• [Given task] Transcribe, exactly as they appear, only the lines from the one holding "Decode this image" through the end of the entries below.

>> start Provided records

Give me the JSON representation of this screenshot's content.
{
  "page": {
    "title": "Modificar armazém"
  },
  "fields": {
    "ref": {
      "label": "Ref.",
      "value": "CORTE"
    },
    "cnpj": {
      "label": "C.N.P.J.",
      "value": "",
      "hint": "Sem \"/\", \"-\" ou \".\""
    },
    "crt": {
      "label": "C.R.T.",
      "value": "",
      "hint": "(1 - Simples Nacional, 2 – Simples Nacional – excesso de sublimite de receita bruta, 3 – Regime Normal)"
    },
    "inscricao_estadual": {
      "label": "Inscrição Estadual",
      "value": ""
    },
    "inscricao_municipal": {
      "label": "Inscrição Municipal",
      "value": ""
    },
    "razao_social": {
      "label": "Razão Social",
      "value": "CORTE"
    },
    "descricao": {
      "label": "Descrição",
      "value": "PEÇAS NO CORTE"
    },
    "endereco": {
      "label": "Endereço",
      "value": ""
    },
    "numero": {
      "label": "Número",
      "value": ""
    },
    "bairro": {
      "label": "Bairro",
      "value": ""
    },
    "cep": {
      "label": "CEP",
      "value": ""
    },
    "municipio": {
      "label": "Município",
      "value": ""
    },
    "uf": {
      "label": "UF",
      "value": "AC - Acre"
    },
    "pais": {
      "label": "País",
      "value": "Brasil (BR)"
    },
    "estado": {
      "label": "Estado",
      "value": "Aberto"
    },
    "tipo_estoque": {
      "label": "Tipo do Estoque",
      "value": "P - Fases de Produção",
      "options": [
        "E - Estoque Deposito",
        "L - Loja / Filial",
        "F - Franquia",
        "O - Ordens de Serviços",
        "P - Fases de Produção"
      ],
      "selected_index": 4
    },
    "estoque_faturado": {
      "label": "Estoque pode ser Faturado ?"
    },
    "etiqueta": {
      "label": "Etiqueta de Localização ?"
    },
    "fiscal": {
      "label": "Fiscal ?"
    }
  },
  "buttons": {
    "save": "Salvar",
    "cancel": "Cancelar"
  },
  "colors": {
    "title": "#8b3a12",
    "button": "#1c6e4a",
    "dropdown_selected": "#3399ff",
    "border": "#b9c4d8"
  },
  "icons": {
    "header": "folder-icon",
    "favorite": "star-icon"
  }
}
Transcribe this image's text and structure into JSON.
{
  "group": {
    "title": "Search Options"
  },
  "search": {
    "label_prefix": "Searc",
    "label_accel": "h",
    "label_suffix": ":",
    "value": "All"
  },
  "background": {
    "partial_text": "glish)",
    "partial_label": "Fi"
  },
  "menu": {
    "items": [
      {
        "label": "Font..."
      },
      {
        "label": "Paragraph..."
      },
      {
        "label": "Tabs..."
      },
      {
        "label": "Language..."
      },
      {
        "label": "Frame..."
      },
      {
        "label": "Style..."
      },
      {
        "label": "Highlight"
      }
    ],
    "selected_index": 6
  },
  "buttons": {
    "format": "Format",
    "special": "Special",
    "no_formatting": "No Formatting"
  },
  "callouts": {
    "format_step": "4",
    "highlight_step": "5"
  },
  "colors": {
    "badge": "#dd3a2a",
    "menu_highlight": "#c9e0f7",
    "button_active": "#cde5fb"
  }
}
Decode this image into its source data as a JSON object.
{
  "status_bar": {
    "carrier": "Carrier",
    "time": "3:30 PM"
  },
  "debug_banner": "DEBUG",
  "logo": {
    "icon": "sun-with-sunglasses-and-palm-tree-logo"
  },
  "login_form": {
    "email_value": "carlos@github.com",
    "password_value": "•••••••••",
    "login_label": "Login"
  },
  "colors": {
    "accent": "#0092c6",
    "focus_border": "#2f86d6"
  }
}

>> end Provided records

• [Final result]
Decode this image into its source data as a JSON object.
{
  "status_bar": {
    "carrier": "Carrier",
    "time": "3:30 PM"
  },
  "debug_banner": "DEBUG",
  "logo": {
    "icon": "sun-with-sunglasses-and-palm-tree-logo"
  },
  "login_form": {
    "email_value": "carlos@github.com",
    "password_value": "•••••••••",
    "login_label": "Login"
  },
  "colors": {
    "accent": "#0092c6",
    "focus_border": "#2f86d6"
  }
}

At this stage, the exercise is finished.